▶ The request: Transcribe all of the data exactly. Omit the pictures.

▶ Records to use:
——

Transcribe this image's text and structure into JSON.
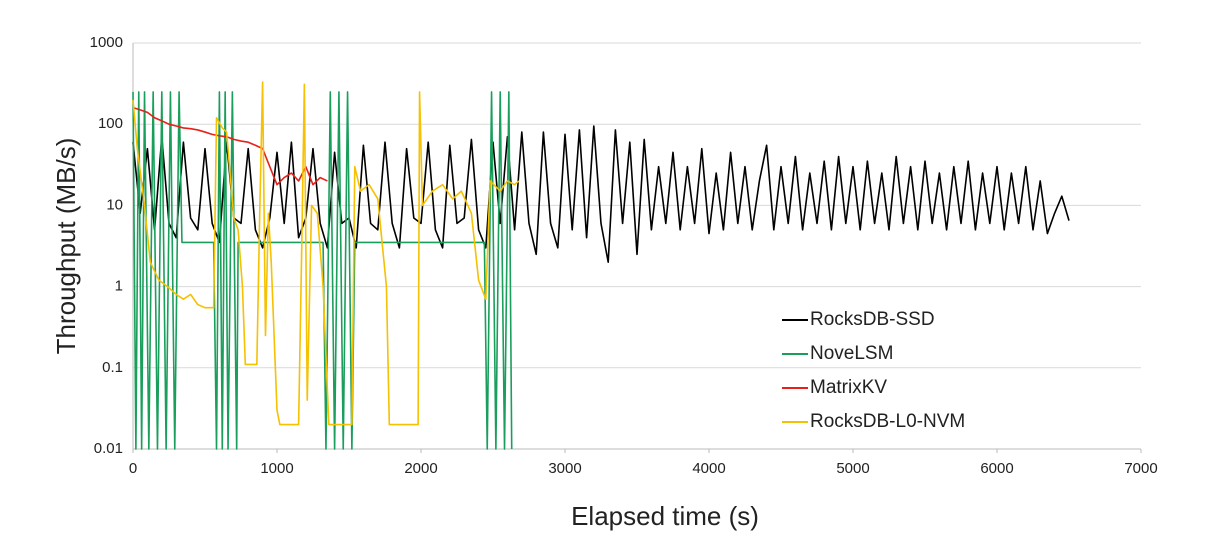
{
  "chart_data": {
    "type": "line",
    "x_label": "Elapsed time (s)",
    "y_label": "Throughput (MB/s)",
    "y_scale": "log",
    "grid": true,
    "legend": "lower-center",
    "xlim": [
      0,
      7000
    ],
    "xticks": [
      0,
      1000,
      2000,
      3000,
      4000,
      5000,
      6000,
      7000
    ],
    "ylim": [
      0.01,
      1000
    ],
    "yticks": [
      0.01,
      0.1,
      1,
      10,
      100,
      1000
    ],
    "series": [
      {
        "name": "RocksDB-SSD",
        "color": "#000000",
        "x": [
          0,
          50,
          100,
          150,
          200,
          250,
          300,
          350,
          400,
          450,
          500,
          550,
          600,
          650,
          700,
          750,
          800,
          850,
          900,
          950,
          1000,
          1050,
          1100,
          1150,
          1200,
          1250,
          1300,
          1350,
          1400,
          1450,
          1500,
          1550,
          1600,
          1650,
          1700,
          1750,
          1800,
          1850,
          1900,
          1950,
          2000,
          2050,
          2100,
          2150,
          2200,
          2250,
          2300,
          2350,
          2400,
          2450,
          2500,
          2550,
          2600,
          2650,
          2700,
          2750,
          2800,
          2850,
          2900,
          2950,
          3000,
          3050,
          3100,
          3150,
          3200,
          3250,
          3300,
          3350,
          3400,
          3450,
          3500,
          3550,
          3600,
          3650,
          3700,
          3750,
          3800,
          3850,
          3900,
          3950,
          4000,
          4050,
          4100,
          4150,
          4200,
          4250,
          4300,
          4350,
          4400,
          4450,
          4500,
          4550,
          4600,
          4650,
          4700,
          4750,
          4800,
          4850,
          4900,
          4950,
          5000,
          5050,
          5100,
          5150,
          5200,
          5250,
          5300,
          5350,
          5400,
          5450,
          5500,
          5550,
          5600,
          5650,
          5700,
          5750,
          5800,
          5850,
          5900,
          5950,
          6000,
          6050,
          6100,
          6150,
          6200,
          6250,
          6300,
          6350,
          6400,
          6450,
          6500
        ],
        "values": [
          60,
          8,
          50,
          5,
          70,
          6,
          4,
          60,
          7,
          5,
          50,
          6,
          3.5,
          60,
          7,
          6,
          50,
          5,
          3,
          7,
          45,
          6,
          60,
          4,
          7,
          50,
          6,
          3,
          45,
          6,
          7,
          3,
          55,
          6,
          5,
          60,
          6,
          3,
          50,
          7,
          6,
          60,
          5,
          3,
          55,
          6,
          7,
          65,
          5,
          3,
          60,
          6,
          70,
          5,
          80,
          6,
          2.5,
          80,
          6,
          3,
          75,
          5,
          85,
          4,
          95,
          6,
          2,
          85,
          6,
          60,
          2.5,
          65,
          5,
          30,
          6,
          45,
          5,
          30,
          6,
          50,
          4.5,
          25,
          5,
          45,
          6,
          30,
          5,
          20,
          55,
          5,
          30,
          6,
          40,
          5,
          25,
          6,
          35,
          5,
          40,
          6,
          30,
          5,
          35,
          6,
          25,
          5,
          40,
          6,
          30,
          5,
          35,
          6,
          25,
          5,
          30,
          6,
          35,
          5,
          25,
          6,
          30,
          5,
          25,
          6,
          30,
          5,
          20,
          4.5,
          8,
          13,
          6.5
        ]
      },
      {
        "name": "NoveLSM",
        "color": "#1a9e5c",
        "x": [
          0,
          20,
          40,
          60,
          80,
          110,
          140,
          170,
          200,
          230,
          260,
          290,
          320,
          340,
          560,
          580,
          600,
          620,
          640,
          660,
          690,
          720,
          730,
          1320,
          1340,
          1370,
          1400,
          1430,
          1460,
          1490,
          1520,
          1540,
          2440,
          2460,
          2490,
          2520,
          2550,
          2580,
          2610,
          2630
        ],
        "values": [
          250,
          0.01,
          250,
          0.01,
          250,
          0.01,
          250,
          0.01,
          250,
          0.01,
          250,
          0.01,
          250,
          3.5,
          3.5,
          0.01,
          250,
          0.01,
          250,
          0.01,
          250,
          0.01,
          3.5,
          3.5,
          0.01,
          250,
          0.01,
          250,
          0.01,
          250,
          0.01,
          3.5,
          3.5,
          0.01,
          250,
          0.01,
          250,
          0.01,
          250,
          0.01
        ]
      },
      {
        "name": "MatrixKV",
        "color": "#e8201a",
        "x": [
          0,
          50,
          100,
          150,
          200,
          250,
          300,
          350,
          400,
          450,
          500,
          550,
          600,
          650,
          700,
          750,
          800,
          850,
          900,
          950,
          1000,
          1050,
          1100,
          1150,
          1200,
          1250,
          1300,
          1350
        ],
        "values": [
          160,
          150,
          140,
          120,
          110,
          100,
          95,
          90,
          88,
          85,
          80,
          75,
          72,
          70,
          65,
          62,
          60,
          55,
          50,
          30,
          18,
          22,
          25,
          20,
          30,
          18,
          22,
          20
        ]
      },
      {
        "name": "RocksDB-L0-NVM",
        "color": "#f5c100",
        "x": [
          0,
          30,
          80,
          120,
          180,
          240,
          300,
          350,
          400,
          450,
          500,
          560,
          580,
          620,
          650,
          700,
          730,
          760,
          780,
          860,
          880,
          900,
          920,
          940,
          960,
          1000,
          1020,
          1150,
          1170,
          1190,
          1210,
          1240,
          1280,
          1320,
          1360,
          1520,
          1540,
          1580,
          1640,
          1700,
          1760,
          1780,
          1980,
          1990,
          2010,
          2080,
          2150,
          2220,
          2280,
          2350,
          2400,
          2450,
          2480,
          2550,
          2600,
          2650,
          2680
        ],
        "values": [
          200,
          50,
          10,
          2,
          1.2,
          1,
          0.8,
          0.7,
          0.8,
          0.6,
          0.55,
          0.55,
          120,
          90,
          80,
          7,
          5,
          1,
          0.11,
          0.11,
          8,
          330,
          0.25,
          8,
          2,
          0.03,
          0.02,
          0.02,
          2,
          310,
          0.04,
          10,
          8,
          1,
          0.02,
          0.02,
          30,
          15,
          18,
          12,
          1,
          0.02,
          0.02,
          250,
          10,
          15,
          18,
          12,
          15,
          8,
          1.2,
          0.7,
          20,
          15,
          20,
          18,
          20
        ]
      }
    ]
  }
}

——

▶ Complete output:
Transcribe this image's text and structure into JSON.
{
  "chart_data": {
    "type": "line",
    "x_label": "Elapsed time (s)",
    "y_label": "Throughput (MB/s)",
    "y_scale": "log",
    "grid": true,
    "legend": "lower-center",
    "xlim": [
      0,
      7000
    ],
    "xticks": [
      0,
      1000,
      2000,
      3000,
      4000,
      5000,
      6000,
      7000
    ],
    "ylim": [
      0.01,
      1000
    ],
    "yticks": [
      0.01,
      0.1,
      1,
      10,
      100,
      1000
    ],
    "series": [
      {
        "name": "RocksDB-SSD",
        "color": "#000000",
        "x": [
          0,
          50,
          100,
          150,
          200,
          250,
          300,
          350,
          400,
          450,
          500,
          550,
          600,
          650,
          700,
          750,
          800,
          850,
          900,
          950,
          1000,
          1050,
          1100,
          1150,
          1200,
          1250,
          1300,
          1350,
          1400,
          1450,
          1500,
          1550,
          1600,
          1650,
          1700,
          1750,
          1800,
          1850,
          1900,
          1950,
          2000,
          2050,
          2100,
          2150,
          2200,
          2250,
          2300,
          2350,
          2400,
          2450,
          2500,
          2550,
          2600,
          2650,
          2700,
          2750,
          2800,
          2850,
          2900,
          2950,
          3000,
          3050,
          3100,
          3150,
          3200,
          3250,
          3300,
          3350,
          3400,
          3450,
          3500,
          3550,
          3600,
          3650,
          3700,
          3750,
          3800,
          3850,
          3900,
          3950,
          4000,
          4050,
          4100,
          4150,
          4200,
          4250,
          4300,
          4350,
          4400,
          4450,
          4500,
          4550,
          4600,
          4650,
          4700,
          4750,
          4800,
          4850,
          4900,
          4950,
          5000,
          5050,
          5100,
          5150,
          5200,
          5250,
          5300,
          5350,
          5400,
          5450,
          5500,
          5550,
          5600,
          5650,
          5700,
          5750,
          5800,
          5850,
          5900,
          5950,
          6000,
          6050,
          6100,
          6150,
          6200,
          6250,
          6300,
          6350,
          6400,
          6450,
          6500
        ],
        "values": [
          60,
          8,
          50,
          5,
          70,
          6,
          4,
          60,
          7,
          5,
          50,
          6,
          3.5,
          60,
          7,
          6,
          50,
          5,
          3,
          7,
          45,
          6,
          60,
          4,
          7,
          50,
          6,
          3,
          45,
          6,
          7,
          3,
          55,
          6,
          5,
          60,
          6,
          3,
          50,
          7,
          6,
          60,
          5,
          3,
          55,
          6,
          7,
          65,
          5,
          3,
          60,
          6,
          70,
          5,
          80,
          6,
          2.5,
          80,
          6,
          3,
          75,
          5,
          85,
          4,
          95,
          6,
          2,
          85,
          6,
          60,
          2.5,
          65,
          5,
          30,
          6,
          45,
          5,
          30,
          6,
          50,
          4.5,
          25,
          5,
          45,
          6,
          30,
          5,
          20,
          55,
          5,
          30,
          6,
          40,
          5,
          25,
          6,
          35,
          5,
          40,
          6,
          30,
          5,
          35,
          6,
          25,
          5,
          40,
          6,
          30,
          5,
          35,
          6,
          25,
          5,
          30,
          6,
          35,
          5,
          25,
          6,
          30,
          5,
          25,
          6,
          30,
          5,
          20,
          4.5,
          8,
          13,
          6.5
        ]
      },
      {
        "name": "NoveLSM",
        "color": "#1a9e5c",
        "x": [
          0,
          20,
          40,
          60,
          80,
          110,
          140,
          170,
          200,
          230,
          260,
          290,
          320,
          340,
          560,
          580,
          600,
          620,
          640,
          660,
          690,
          720,
          730,
          1320,
          1340,
          1370,
          1400,
          1430,
          1460,
          1490,
          1520,
          1540,
          2440,
          2460,
          2490,
          2520,
          2550,
          2580,
          2610,
          2630
        ],
        "values": [
          250,
          0.01,
          250,
          0.01,
          250,
          0.01,
          250,
          0.01,
          250,
          0.01,
          250,
          0.01,
          250,
          3.5,
          3.5,
          0.01,
          250,
          0.01,
          250,
          0.01,
          250,
          0.01,
          3.5,
          3.5,
          0.01,
          250,
          0.01,
          250,
          0.01,
          250,
          0.01,
          3.5,
          3.5,
          0.01,
          250,
          0.01,
          250,
          0.01,
          250,
          0.01
        ]
      },
      {
        "name": "MatrixKV",
        "color": "#e8201a",
        "x": [
          0,
          50,
          100,
          150,
          200,
          250,
          300,
          350,
          400,
          450,
          500,
          550,
          600,
          650,
          700,
          750,
          800,
          850,
          900,
          950,
          1000,
          1050,
          1100,
          1150,
          1200,
          1250,
          1300,
          1350
        ],
        "values": [
          160,
          150,
          140,
          120,
          110,
          100,
          95,
          90,
          88,
          85,
          80,
          75,
          72,
          70,
          65,
          62,
          60,
          55,
          50,
          30,
          18,
          22,
          25,
          20,
          30,
          18,
          22,
          20
        ]
      },
      {
        "name": "RocksDB-L0-NVM",
        "color": "#f5c100",
        "x": [
          0,
          30,
          80,
          120,
          180,
          240,
          300,
          350,
          400,
          450,
          500,
          560,
          580,
          620,
          650,
          700,
          730,
          760,
          780,
          860,
          880,
          900,
          920,
          940,
          960,
          1000,
          1020,
          1150,
          1170,
          1190,
          1210,
          1240,
          1280,
          1320,
          1360,
          1520,
          1540,
          1580,
          1640,
          1700,
          1760,
          1780,
          1980,
          1990,
          2010,
          2080,
          2150,
          2220,
          2280,
          2350,
          2400,
          2450,
          2480,
          2550,
          2600,
          2650,
          2680
        ],
        "values": [
          200,
          50,
          10,
          2,
          1.2,
          1,
          0.8,
          0.7,
          0.8,
          0.6,
          0.55,
          0.55,
          120,
          90,
          80,
          7,
          5,
          1,
          0.11,
          0.11,
          8,
          330,
          0.25,
          8,
          2,
          0.03,
          0.02,
          0.02,
          2,
          310,
          0.04,
          10,
          8,
          1,
          0.02,
          0.02,
          30,
          15,
          18,
          12,
          1,
          0.02,
          0.02,
          250,
          10,
          15,
          18,
          12,
          15,
          8,
          1.2,
          0.7,
          20,
          15,
          20,
          18,
          20
        ]
      }
    ]
  }
}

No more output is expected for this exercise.